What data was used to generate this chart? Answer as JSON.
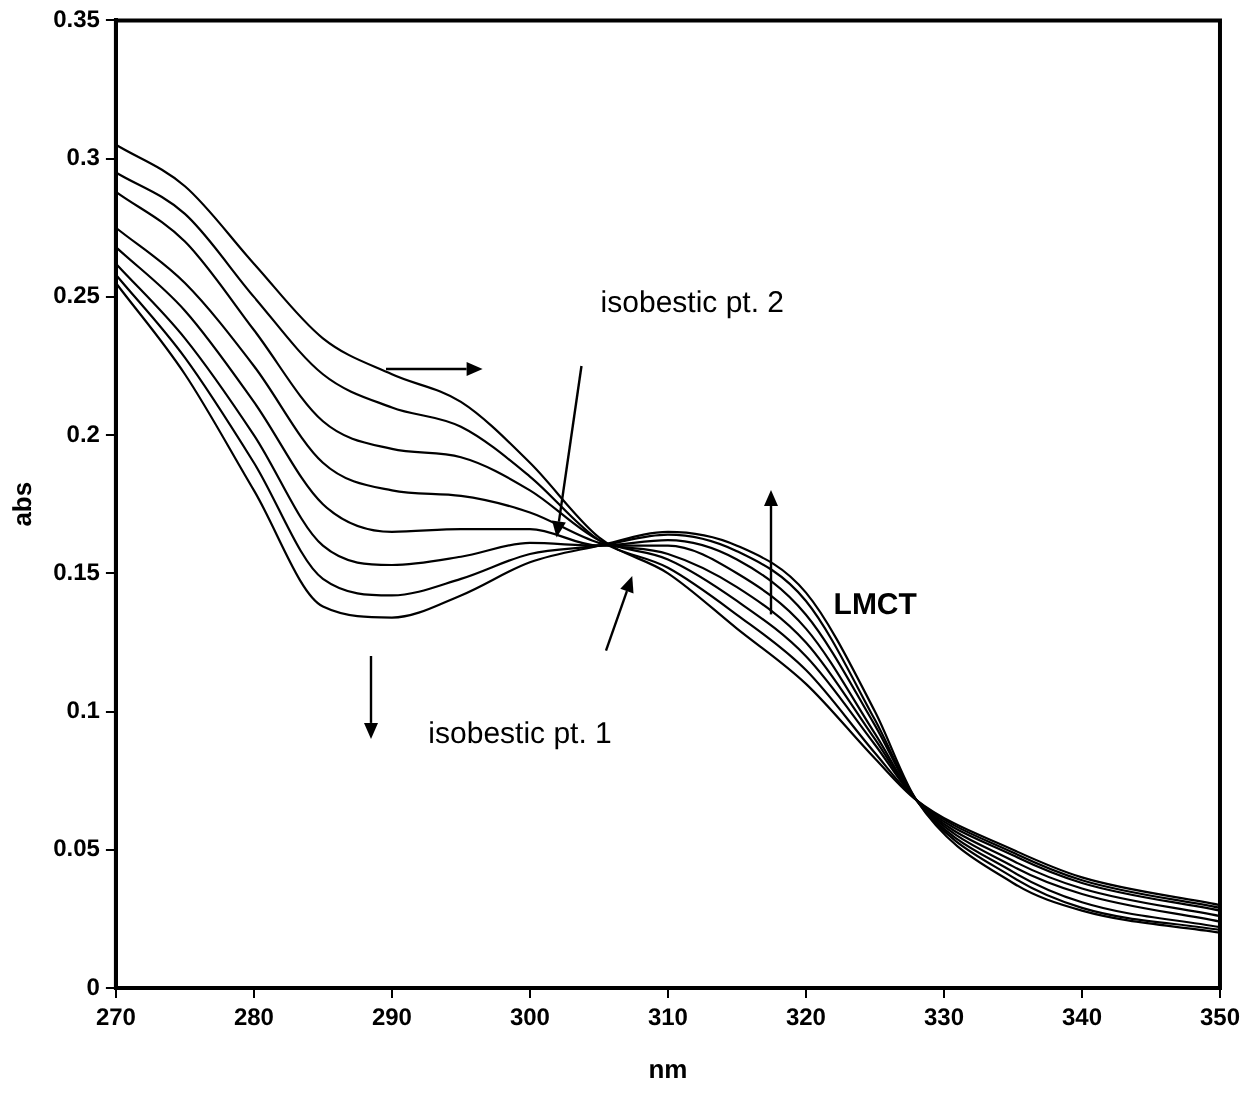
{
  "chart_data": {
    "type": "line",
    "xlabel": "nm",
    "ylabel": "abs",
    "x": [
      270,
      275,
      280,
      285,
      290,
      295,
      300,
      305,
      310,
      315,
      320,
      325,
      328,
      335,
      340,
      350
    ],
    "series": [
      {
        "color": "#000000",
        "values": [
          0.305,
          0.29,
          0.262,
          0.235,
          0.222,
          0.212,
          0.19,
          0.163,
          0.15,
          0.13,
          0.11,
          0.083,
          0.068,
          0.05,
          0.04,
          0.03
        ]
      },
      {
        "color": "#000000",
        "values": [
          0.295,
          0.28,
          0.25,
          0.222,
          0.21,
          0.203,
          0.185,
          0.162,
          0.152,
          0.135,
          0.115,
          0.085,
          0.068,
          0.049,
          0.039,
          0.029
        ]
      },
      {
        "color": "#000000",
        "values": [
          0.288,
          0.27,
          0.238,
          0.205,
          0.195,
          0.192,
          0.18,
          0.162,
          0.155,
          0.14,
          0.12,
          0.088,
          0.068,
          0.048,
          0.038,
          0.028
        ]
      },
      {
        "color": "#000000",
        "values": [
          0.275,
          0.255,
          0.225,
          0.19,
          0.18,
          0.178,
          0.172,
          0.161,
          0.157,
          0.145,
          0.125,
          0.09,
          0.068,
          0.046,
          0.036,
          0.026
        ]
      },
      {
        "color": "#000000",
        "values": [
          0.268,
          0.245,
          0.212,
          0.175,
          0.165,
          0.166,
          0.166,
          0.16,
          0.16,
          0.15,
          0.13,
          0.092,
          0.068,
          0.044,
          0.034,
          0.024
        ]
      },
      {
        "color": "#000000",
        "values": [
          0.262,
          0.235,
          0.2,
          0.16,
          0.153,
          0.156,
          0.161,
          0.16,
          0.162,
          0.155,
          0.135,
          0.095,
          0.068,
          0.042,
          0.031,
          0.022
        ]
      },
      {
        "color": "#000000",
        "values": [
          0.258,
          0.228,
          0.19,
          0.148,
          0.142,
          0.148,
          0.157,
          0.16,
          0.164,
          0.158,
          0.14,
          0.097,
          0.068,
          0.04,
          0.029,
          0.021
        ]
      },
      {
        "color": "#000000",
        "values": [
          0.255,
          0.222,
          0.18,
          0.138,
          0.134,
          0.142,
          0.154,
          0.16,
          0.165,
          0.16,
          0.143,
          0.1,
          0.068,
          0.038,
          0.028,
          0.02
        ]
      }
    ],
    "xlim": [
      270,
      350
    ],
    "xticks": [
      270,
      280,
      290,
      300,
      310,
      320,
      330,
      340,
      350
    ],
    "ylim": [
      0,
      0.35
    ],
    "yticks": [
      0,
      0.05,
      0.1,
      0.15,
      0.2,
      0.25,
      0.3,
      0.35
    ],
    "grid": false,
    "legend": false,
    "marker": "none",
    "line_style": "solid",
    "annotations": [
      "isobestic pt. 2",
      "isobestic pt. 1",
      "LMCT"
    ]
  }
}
****************
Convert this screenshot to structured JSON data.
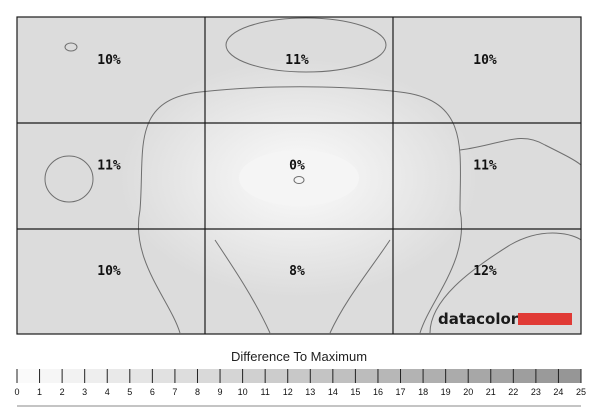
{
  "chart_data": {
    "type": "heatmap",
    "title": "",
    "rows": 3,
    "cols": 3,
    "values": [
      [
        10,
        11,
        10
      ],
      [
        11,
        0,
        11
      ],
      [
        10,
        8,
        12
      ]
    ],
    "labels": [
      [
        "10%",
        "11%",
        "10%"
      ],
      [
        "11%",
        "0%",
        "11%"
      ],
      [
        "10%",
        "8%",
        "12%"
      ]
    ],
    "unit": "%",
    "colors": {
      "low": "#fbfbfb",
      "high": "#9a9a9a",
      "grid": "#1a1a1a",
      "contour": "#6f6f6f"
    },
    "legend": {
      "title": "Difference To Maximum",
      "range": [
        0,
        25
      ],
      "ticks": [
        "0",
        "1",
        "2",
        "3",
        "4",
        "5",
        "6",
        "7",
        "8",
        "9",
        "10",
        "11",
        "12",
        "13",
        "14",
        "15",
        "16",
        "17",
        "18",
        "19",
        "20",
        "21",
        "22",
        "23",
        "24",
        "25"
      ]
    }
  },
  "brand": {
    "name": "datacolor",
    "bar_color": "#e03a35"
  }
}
****************
Short problem | In the entries above, find every line with the word "this" and list it.

Finished exercise |
What data was used to generate this chart? Answer as JSON.
Convert this screenshot to structured JSON data.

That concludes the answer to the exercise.